▶ STATED EXERCISE
Identify each line holding the string "title" and copy it.

____________

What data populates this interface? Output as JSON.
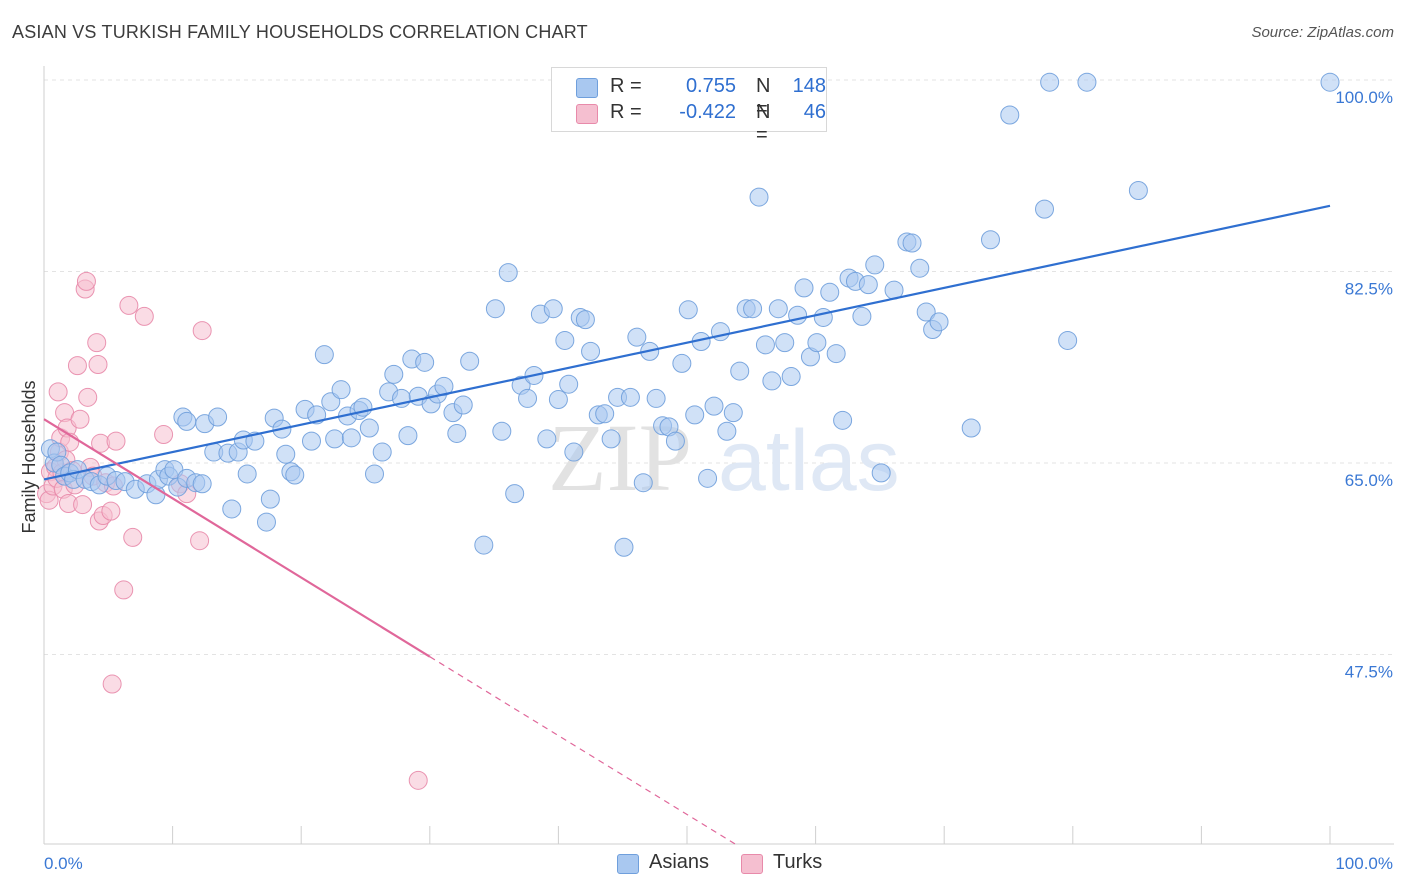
{
  "header": {
    "title": "ASIAN VS TURKISH FAMILY HOUSEHOLDS CORRELATION CHART",
    "source": "Source: ZipAtlas.com"
  },
  "legend": {
    "rows": [
      {
        "r_label": "R =",
        "r_value": "0.755",
        "n_label": "N =",
        "n_value": "148"
      },
      {
        "r_label": "R =",
        "r_value": "-0.422",
        "n_label": "N =",
        "n_value": "46"
      }
    ]
  },
  "watermark": {
    "zip": "ZIP",
    "atlas": "atlas"
  },
  "chart_data": {
    "type": "scatter",
    "ylabel": "Family Households",
    "xlim": [
      0,
      100
    ],
    "ylim": [
      30,
      101.5
    ],
    "x_tick_labels": [
      {
        "value": 0,
        "label": "0.0%"
      },
      {
        "value": 100,
        "label": "100.0%"
      }
    ],
    "y_tick_labels": [
      {
        "value": 100,
        "label": "100.0%"
      },
      {
        "value": 82.5,
        "label": "82.5%"
      },
      {
        "value": 65,
        "label": "65.0%"
      },
      {
        "value": 47.5,
        "label": "47.5%"
      }
    ],
    "grid": true,
    "legend_position": "top-center",
    "colors": {
      "Asians": {
        "fill": "#a9c8f0",
        "stroke": "#6f9fdc",
        "line": "#2f6fd0"
      },
      "Turks": {
        "fill": "#f5bfd0",
        "stroke": "#e88aaa",
        "line": "#e0679a"
      }
    },
    "series": [
      {
        "name": "Asians",
        "r": 0.755,
        "n": 148,
        "trendline": {
          "x": [
            0,
            100
          ],
          "y": [
            63.5,
            88.5
          ]
        },
        "points": [
          [
            0.5,
            66.3
          ],
          [
            0.8,
            65.0
          ],
          [
            1.0,
            66.0
          ],
          [
            1.3,
            64.8
          ],
          [
            1.6,
            63.8
          ],
          [
            2.0,
            64.1
          ],
          [
            2.3,
            63.5
          ],
          [
            2.6,
            64.4
          ],
          [
            3.2,
            63.5
          ],
          [
            3.7,
            63.3
          ],
          [
            4.3,
            63.0
          ],
          [
            4.9,
            63.8
          ],
          [
            5.6,
            63.4
          ],
          [
            6.3,
            63.3
          ],
          [
            7.1,
            62.6
          ],
          [
            8.0,
            63.1
          ],
          [
            8.7,
            62.1
          ],
          [
            8.9,
            63.5
          ],
          [
            9.4,
            64.4
          ],
          [
            9.7,
            63.8
          ],
          [
            10.1,
            64.4
          ],
          [
            10.4,
            62.8
          ],
          [
            11.1,
            63.6
          ],
          [
            11.8,
            63.2
          ],
          [
            12.3,
            63.1
          ],
          [
            10.8,
            69.2
          ],
          [
            11.1,
            68.8
          ],
          [
            12.5,
            68.6
          ],
          [
            13.2,
            66.0
          ],
          [
            13.5,
            69.2
          ],
          [
            14.3,
            65.9
          ],
          [
            14.6,
            60.8
          ],
          [
            15.1,
            66.0
          ],
          [
            15.5,
            67.1
          ],
          [
            15.8,
            64.0
          ],
          [
            16.4,
            67.0
          ],
          [
            17.3,
            59.6
          ],
          [
            17.6,
            61.7
          ],
          [
            17.9,
            69.1
          ],
          [
            18.5,
            68.1
          ],
          [
            18.8,
            65.8
          ],
          [
            19.2,
            64.2
          ],
          [
            19.5,
            63.9
          ],
          [
            20.3,
            69.9
          ],
          [
            20.8,
            67.0
          ],
          [
            21.2,
            69.4
          ],
          [
            21.8,
            74.9
          ],
          [
            22.3,
            70.6
          ],
          [
            22.6,
            67.2
          ],
          [
            23.1,
            71.7
          ],
          [
            23.6,
            69.3
          ],
          [
            23.9,
            67.3
          ],
          [
            24.5,
            69.8
          ],
          [
            24.8,
            70.1
          ],
          [
            25.3,
            68.2
          ],
          [
            25.7,
            64.0
          ],
          [
            26.3,
            66.0
          ],
          [
            26.8,
            71.5
          ],
          [
            27.2,
            73.1
          ],
          [
            27.8,
            70.9
          ],
          [
            28.3,
            67.5
          ],
          [
            28.6,
            74.5
          ],
          [
            29.1,
            71.1
          ],
          [
            29.6,
            74.2
          ],
          [
            30.1,
            70.4
          ],
          [
            30.6,
            71.3
          ],
          [
            31.1,
            72.0
          ],
          [
            31.8,
            69.6
          ],
          [
            32.1,
            67.7
          ],
          [
            32.6,
            70.3
          ],
          [
            33.1,
            74.3
          ],
          [
            34.2,
            57.5
          ],
          [
            35.1,
            79.1
          ],
          [
            35.6,
            67.9
          ],
          [
            36.1,
            82.4
          ],
          [
            36.6,
            62.2
          ],
          [
            37.1,
            72.1
          ],
          [
            37.6,
            70.9
          ],
          [
            38.1,
            73.0
          ],
          [
            38.6,
            78.6
          ],
          [
            39.1,
            67.2
          ],
          [
            39.6,
            79.1
          ],
          [
            40.0,
            70.8
          ],
          [
            40.5,
            76.2
          ],
          [
            40.8,
            72.2
          ],
          [
            41.2,
            66.0
          ],
          [
            41.7,
            78.3
          ],
          [
            42.1,
            78.1
          ],
          [
            42.5,
            75.2
          ],
          [
            43.1,
            69.4
          ],
          [
            43.6,
            69.5
          ],
          [
            44.1,
            67.2
          ],
          [
            44.6,
            71.0
          ],
          [
            45.1,
            57.3
          ],
          [
            45.6,
            71.0
          ],
          [
            46.1,
            76.5
          ],
          [
            46.6,
            63.2
          ],
          [
            47.1,
            75.2
          ],
          [
            47.6,
            70.9
          ],
          [
            48.1,
            68.4
          ],
          [
            48.6,
            68.3
          ],
          [
            49.1,
            67.0
          ],
          [
            49.6,
            74.1
          ],
          [
            50.1,
            79.0
          ],
          [
            50.6,
            69.4
          ],
          [
            51.1,
            76.1
          ],
          [
            51.6,
            63.6
          ],
          [
            52.1,
            70.2
          ],
          [
            52.6,
            77.0
          ],
          [
            53.1,
            67.9
          ],
          [
            53.6,
            69.6
          ],
          [
            54.1,
            73.4
          ],
          [
            54.6,
            79.1
          ],
          [
            55.1,
            79.1
          ],
          [
            55.6,
            89.3
          ],
          [
            56.1,
            75.8
          ],
          [
            56.6,
            72.5
          ],
          [
            57.1,
            79.1
          ],
          [
            57.6,
            76.0
          ],
          [
            58.1,
            72.9
          ],
          [
            58.6,
            78.5
          ],
          [
            59.1,
            81.0
          ],
          [
            59.6,
            74.7
          ],
          [
            60.1,
            76.0
          ],
          [
            60.6,
            78.3
          ],
          [
            61.1,
            80.6
          ],
          [
            61.6,
            75.0
          ],
          [
            62.1,
            68.9
          ],
          [
            62.6,
            81.9
          ],
          [
            63.1,
            81.6
          ],
          [
            63.6,
            78.4
          ],
          [
            64.1,
            81.3
          ],
          [
            64.6,
            83.1
          ],
          [
            65.1,
            64.1
          ],
          [
            66.1,
            80.8
          ],
          [
            67.1,
            85.2
          ],
          [
            67.5,
            85.1
          ],
          [
            68.1,
            82.8
          ],
          [
            68.6,
            78.8
          ],
          [
            69.1,
            77.2
          ],
          [
            69.6,
            77.9
          ],
          [
            72.1,
            68.2
          ],
          [
            73.6,
            85.4
          ],
          [
            75.1,
            96.8
          ],
          [
            77.8,
            88.2
          ],
          [
            78.2,
            99.8
          ],
          [
            79.6,
            76.2
          ],
          [
            81.1,
            99.8
          ],
          [
            85.1,
            89.9
          ],
          [
            100.0,
            99.8
          ]
        ]
      },
      {
        "name": "Turks",
        "r": -0.422,
        "n": 46,
        "trendline": {
          "x": [
            0,
            30
          ],
          "y": [
            69.0,
            47.3
          ]
        },
        "trendline_dashed": {
          "x": [
            30,
            54
          ],
          "y": [
            47.3,
            30.0
          ]
        },
        "points": [
          [
            0.2,
            62.2
          ],
          [
            0.4,
            61.6
          ],
          [
            0.5,
            64.2
          ],
          [
            0.7,
            62.9
          ],
          [
            0.9,
            64.6
          ],
          [
            1.0,
            63.6
          ],
          [
            1.1,
            71.5
          ],
          [
            1.2,
            66.0
          ],
          [
            1.3,
            67.3
          ],
          [
            1.4,
            64.1
          ],
          [
            1.5,
            62.6
          ],
          [
            1.6,
            69.6
          ],
          [
            1.7,
            65.3
          ],
          [
            1.8,
            68.2
          ],
          [
            1.9,
            61.3
          ],
          [
            2.0,
            66.9
          ],
          [
            2.2,
            64.3
          ],
          [
            2.4,
            63.0
          ],
          [
            2.6,
            73.9
          ],
          [
            2.8,
            69.0
          ],
          [
            3.0,
            61.2
          ],
          [
            3.2,
            80.9
          ],
          [
            3.3,
            81.6
          ],
          [
            3.4,
            71.0
          ],
          [
            3.6,
            64.6
          ],
          [
            3.8,
            63.8
          ],
          [
            4.1,
            76.0
          ],
          [
            4.2,
            74.0
          ],
          [
            4.3,
            59.7
          ],
          [
            4.4,
            66.8
          ],
          [
            4.6,
            60.2
          ],
          [
            4.8,
            63.2
          ],
          [
            5.2,
            60.6
          ],
          [
            5.4,
            62.9
          ],
          [
            5.6,
            67.0
          ],
          [
            6.2,
            53.4
          ],
          [
            6.6,
            79.4
          ],
          [
            6.9,
            58.2
          ],
          [
            7.8,
            78.4
          ],
          [
            9.3,
            67.6
          ],
          [
            10.6,
            63.1
          ],
          [
            11.1,
            62.2
          ],
          [
            12.1,
            57.9
          ],
          [
            12.3,
            77.1
          ],
          [
            5.3,
            44.8
          ],
          [
            29.1,
            36.0
          ]
        ]
      }
    ]
  }
}
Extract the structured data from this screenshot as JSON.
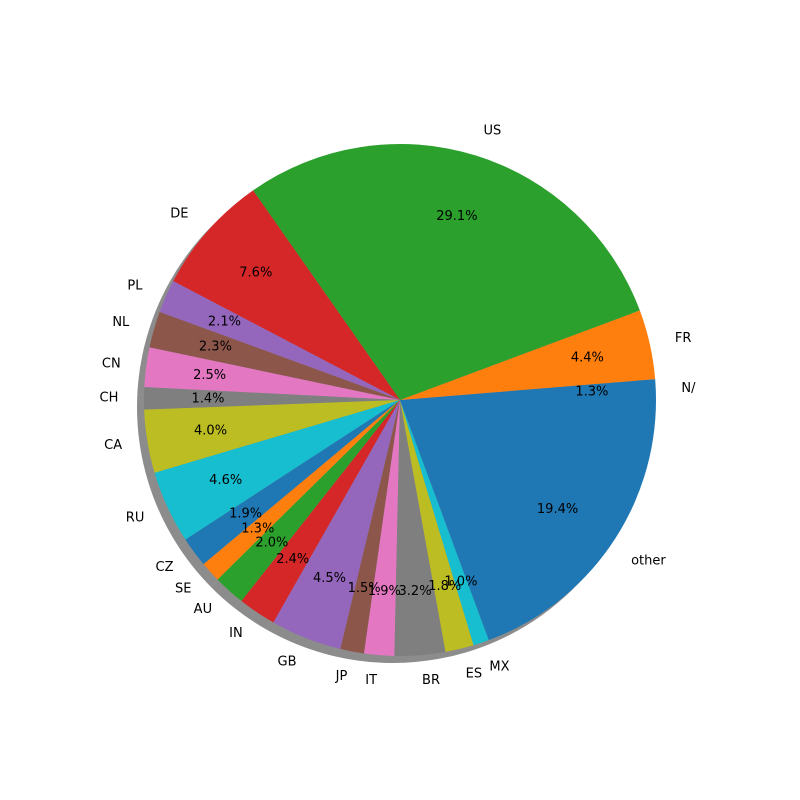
{
  "chart_data": {
    "type": "pie",
    "title": "",
    "shadow": true,
    "start_angle_deg": 0,
    "direction": "counterclockwise",
    "slices": [
      {
        "label": "N/",
        "value": 1.3,
        "pct_label": "1.3%",
        "color": "#1f77b4"
      },
      {
        "label": "FR",
        "value": 4.4,
        "pct_label": "4.4%",
        "color": "#ff7f0e"
      },
      {
        "label": "US",
        "value": 29.1,
        "pct_label": "29.1%",
        "color": "#2ca02c"
      },
      {
        "label": "DE",
        "value": 7.6,
        "pct_label": "7.6%",
        "color": "#d62728"
      },
      {
        "label": "PL",
        "value": 2.1,
        "pct_label": "2.1%",
        "color": "#9467bd"
      },
      {
        "label": "NL",
        "value": 2.3,
        "pct_label": "2.3%",
        "color": "#8c564b"
      },
      {
        "label": "CN",
        "value": 2.5,
        "pct_label": "2.5%",
        "color": "#e377c2"
      },
      {
        "label": "CH",
        "value": 1.4,
        "pct_label": "1.4%",
        "color": "#7f7f7f"
      },
      {
        "label": "CA",
        "value": 4.0,
        "pct_label": "4.0%",
        "color": "#bcbd22"
      },
      {
        "label": "RU",
        "value": 4.6,
        "pct_label": "4.6%",
        "color": "#17becf"
      },
      {
        "label": "CZ",
        "value": 1.9,
        "pct_label": "1.9%",
        "color": "#1f77b4"
      },
      {
        "label": "SE",
        "value": 1.3,
        "pct_label": "1.3%",
        "color": "#ff7f0e"
      },
      {
        "label": "AU",
        "value": 2.0,
        "pct_label": "2.0%",
        "color": "#2ca02c"
      },
      {
        "label": "IN",
        "value": 2.4,
        "pct_label": "2.4%",
        "color": "#d62728"
      },
      {
        "label": "GB",
        "value": 4.5,
        "pct_label": "4.5%",
        "color": "#9467bd"
      },
      {
        "label": "JP",
        "value": 1.5,
        "pct_label": "1.5%",
        "color": "#8c564b"
      },
      {
        "label": "IT",
        "value": 1.9,
        "pct_label": "1.9%",
        "color": "#e377c2"
      },
      {
        "label": "BR",
        "value": 3.2,
        "pct_label": "3.2%",
        "color": "#7f7f7f"
      },
      {
        "label": "ES",
        "value": 1.8,
        "pct_label": "1.8%",
        "color": "#bcbd22"
      },
      {
        "label": "MX",
        "value": 1.0,
        "pct_label": "1.0%",
        "color": "#17becf"
      },
      {
        "label": "other",
        "value": 19.4,
        "pct_label": "19.4%",
        "color": "#1f77b4"
      }
    ]
  }
}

____________

▶ COMPLETED TASK
    "title": "ASIAN VS TURKISH FAMILY HOUSEHOLDS CORRELATION CHART",
    "title": "",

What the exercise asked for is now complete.